■ SET PROBLEM: Each line in the entries below that holds the string "التربية" is to be listed.

>> START

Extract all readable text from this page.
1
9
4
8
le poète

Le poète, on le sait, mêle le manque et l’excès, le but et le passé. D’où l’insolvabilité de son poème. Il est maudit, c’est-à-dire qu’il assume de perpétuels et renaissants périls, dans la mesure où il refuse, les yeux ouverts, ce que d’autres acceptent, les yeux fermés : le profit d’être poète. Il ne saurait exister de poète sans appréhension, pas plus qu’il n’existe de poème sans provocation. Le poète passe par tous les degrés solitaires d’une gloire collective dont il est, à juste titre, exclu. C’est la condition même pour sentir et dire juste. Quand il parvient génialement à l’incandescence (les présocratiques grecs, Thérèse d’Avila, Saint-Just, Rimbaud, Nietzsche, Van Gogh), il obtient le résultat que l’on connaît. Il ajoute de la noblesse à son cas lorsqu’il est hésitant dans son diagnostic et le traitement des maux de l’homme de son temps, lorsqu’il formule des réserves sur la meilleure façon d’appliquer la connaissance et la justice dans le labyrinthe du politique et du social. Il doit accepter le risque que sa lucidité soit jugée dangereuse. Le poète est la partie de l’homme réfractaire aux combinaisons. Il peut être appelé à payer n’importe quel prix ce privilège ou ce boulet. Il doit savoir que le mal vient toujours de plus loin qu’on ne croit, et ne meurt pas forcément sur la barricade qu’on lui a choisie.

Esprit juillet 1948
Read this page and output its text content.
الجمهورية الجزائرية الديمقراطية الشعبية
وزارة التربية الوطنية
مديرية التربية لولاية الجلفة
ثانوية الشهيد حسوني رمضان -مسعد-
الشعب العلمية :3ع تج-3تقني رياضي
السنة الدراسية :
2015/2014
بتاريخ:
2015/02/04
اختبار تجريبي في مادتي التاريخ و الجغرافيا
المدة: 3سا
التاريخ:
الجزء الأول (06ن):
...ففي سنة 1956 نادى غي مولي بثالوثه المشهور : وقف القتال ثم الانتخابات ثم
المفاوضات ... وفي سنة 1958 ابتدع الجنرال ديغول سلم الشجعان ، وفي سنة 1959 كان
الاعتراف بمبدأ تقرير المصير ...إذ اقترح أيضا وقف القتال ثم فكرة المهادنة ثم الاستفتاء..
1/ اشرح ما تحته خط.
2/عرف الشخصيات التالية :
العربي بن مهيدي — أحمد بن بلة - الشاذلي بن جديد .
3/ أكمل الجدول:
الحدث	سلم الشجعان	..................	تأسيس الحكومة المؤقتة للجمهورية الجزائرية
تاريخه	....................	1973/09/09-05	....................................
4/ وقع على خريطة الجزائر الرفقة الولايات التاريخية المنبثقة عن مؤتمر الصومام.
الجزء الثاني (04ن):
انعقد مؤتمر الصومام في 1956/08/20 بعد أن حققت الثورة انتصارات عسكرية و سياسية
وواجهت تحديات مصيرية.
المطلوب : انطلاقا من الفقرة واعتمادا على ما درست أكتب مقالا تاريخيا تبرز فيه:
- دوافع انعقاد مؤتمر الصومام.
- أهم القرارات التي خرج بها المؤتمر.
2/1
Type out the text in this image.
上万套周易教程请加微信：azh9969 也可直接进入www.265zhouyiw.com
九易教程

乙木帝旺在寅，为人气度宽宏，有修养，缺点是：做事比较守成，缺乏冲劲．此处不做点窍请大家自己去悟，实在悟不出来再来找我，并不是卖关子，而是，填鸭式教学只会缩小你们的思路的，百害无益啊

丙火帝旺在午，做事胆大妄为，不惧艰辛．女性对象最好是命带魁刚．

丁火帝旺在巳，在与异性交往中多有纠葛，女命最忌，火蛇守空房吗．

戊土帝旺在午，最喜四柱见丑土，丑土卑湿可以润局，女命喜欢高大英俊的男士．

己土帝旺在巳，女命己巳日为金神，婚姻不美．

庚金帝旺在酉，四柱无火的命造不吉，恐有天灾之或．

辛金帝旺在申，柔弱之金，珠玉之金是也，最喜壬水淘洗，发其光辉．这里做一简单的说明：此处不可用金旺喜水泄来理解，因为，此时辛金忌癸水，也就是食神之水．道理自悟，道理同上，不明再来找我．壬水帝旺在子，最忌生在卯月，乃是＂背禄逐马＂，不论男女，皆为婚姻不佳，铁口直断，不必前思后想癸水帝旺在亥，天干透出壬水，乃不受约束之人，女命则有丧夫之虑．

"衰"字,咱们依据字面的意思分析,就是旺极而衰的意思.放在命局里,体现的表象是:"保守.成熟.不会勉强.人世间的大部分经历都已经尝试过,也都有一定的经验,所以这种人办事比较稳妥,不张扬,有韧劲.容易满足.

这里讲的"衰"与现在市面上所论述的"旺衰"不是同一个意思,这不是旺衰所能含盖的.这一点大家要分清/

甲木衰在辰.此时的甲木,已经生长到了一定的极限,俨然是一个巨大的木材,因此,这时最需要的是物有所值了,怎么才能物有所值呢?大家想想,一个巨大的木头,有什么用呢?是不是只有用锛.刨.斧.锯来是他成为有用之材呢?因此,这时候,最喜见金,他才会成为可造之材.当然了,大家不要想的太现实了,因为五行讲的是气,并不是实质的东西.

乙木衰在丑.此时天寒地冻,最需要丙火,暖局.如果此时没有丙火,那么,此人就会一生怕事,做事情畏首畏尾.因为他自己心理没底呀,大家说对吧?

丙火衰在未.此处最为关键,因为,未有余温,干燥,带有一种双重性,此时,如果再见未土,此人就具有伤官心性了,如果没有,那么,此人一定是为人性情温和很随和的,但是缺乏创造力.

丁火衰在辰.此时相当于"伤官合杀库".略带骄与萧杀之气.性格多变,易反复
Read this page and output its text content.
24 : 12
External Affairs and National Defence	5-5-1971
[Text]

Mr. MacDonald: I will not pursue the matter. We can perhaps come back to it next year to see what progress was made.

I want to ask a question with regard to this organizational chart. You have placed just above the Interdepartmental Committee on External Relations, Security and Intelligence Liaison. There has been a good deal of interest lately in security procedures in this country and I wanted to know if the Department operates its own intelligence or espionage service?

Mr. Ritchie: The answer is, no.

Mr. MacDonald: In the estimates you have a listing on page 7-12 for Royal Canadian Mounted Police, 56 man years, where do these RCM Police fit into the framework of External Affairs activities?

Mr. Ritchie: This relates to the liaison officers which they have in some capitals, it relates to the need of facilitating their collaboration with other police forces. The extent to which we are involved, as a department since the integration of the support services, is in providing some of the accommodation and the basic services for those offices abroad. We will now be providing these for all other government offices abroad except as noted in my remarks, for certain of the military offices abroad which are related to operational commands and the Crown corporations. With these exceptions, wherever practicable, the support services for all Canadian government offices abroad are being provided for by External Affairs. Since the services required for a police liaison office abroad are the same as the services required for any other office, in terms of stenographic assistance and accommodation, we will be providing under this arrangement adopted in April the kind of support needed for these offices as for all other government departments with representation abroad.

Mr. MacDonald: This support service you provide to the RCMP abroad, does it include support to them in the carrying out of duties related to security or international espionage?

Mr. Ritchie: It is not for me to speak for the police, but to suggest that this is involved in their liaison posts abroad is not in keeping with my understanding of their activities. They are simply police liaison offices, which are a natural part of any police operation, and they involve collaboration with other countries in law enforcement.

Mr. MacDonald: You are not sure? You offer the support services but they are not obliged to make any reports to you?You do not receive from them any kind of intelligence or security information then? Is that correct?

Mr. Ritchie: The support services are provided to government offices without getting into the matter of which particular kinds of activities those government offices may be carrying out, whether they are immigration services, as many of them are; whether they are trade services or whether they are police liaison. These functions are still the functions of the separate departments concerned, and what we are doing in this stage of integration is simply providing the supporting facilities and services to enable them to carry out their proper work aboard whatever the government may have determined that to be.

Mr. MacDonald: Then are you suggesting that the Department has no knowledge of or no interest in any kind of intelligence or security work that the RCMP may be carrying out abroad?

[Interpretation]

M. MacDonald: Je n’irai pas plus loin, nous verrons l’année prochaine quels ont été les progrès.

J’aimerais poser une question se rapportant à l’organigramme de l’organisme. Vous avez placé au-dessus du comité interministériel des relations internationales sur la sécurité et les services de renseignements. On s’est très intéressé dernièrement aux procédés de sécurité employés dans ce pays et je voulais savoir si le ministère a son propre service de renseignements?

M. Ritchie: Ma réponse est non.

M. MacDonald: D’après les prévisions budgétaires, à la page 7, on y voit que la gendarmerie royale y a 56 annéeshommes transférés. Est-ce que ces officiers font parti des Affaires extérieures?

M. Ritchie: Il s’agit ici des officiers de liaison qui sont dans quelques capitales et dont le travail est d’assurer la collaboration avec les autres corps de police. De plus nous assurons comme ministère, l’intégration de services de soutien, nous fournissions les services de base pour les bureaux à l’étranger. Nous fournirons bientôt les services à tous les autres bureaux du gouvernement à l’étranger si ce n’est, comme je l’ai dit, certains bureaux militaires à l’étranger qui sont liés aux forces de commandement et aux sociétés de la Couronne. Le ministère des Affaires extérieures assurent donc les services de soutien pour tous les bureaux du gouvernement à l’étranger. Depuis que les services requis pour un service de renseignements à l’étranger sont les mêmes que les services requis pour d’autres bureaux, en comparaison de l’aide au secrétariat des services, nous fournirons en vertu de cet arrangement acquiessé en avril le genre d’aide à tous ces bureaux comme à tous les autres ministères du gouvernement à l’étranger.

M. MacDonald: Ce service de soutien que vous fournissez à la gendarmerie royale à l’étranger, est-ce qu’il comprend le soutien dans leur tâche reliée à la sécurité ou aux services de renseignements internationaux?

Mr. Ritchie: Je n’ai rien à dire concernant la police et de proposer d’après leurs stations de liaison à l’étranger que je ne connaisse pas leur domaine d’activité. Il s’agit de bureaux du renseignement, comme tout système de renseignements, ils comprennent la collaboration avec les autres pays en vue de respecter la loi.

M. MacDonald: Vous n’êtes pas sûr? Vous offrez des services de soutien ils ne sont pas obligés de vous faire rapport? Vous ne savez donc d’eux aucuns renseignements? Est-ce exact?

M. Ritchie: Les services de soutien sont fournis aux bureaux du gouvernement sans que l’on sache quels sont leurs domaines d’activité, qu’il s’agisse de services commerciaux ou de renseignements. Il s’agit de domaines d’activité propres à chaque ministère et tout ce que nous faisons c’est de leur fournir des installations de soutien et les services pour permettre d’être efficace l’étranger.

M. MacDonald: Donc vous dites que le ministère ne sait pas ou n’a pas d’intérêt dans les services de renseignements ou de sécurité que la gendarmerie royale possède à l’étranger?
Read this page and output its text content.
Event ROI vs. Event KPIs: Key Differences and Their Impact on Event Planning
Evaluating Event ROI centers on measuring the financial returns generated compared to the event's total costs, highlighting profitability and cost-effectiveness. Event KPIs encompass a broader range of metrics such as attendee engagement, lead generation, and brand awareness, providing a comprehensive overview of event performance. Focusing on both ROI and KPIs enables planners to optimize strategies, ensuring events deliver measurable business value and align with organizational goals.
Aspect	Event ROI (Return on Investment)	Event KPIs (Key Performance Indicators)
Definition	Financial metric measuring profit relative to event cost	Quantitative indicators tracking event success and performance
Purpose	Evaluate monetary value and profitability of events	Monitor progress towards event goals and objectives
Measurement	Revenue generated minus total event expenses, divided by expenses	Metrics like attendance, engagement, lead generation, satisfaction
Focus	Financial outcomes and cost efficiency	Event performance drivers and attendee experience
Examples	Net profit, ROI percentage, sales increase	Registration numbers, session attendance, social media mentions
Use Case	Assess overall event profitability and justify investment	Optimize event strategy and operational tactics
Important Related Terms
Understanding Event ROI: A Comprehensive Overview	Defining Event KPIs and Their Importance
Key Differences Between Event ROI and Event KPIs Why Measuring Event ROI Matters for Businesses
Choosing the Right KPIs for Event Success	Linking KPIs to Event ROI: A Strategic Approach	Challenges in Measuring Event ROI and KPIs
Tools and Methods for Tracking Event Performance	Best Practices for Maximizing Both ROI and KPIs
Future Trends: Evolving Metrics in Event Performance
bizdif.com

>> END

■ RESULT OF THIS TASK:
وزارة التربية الوطنية
مديرية التربية لولاية الجلفة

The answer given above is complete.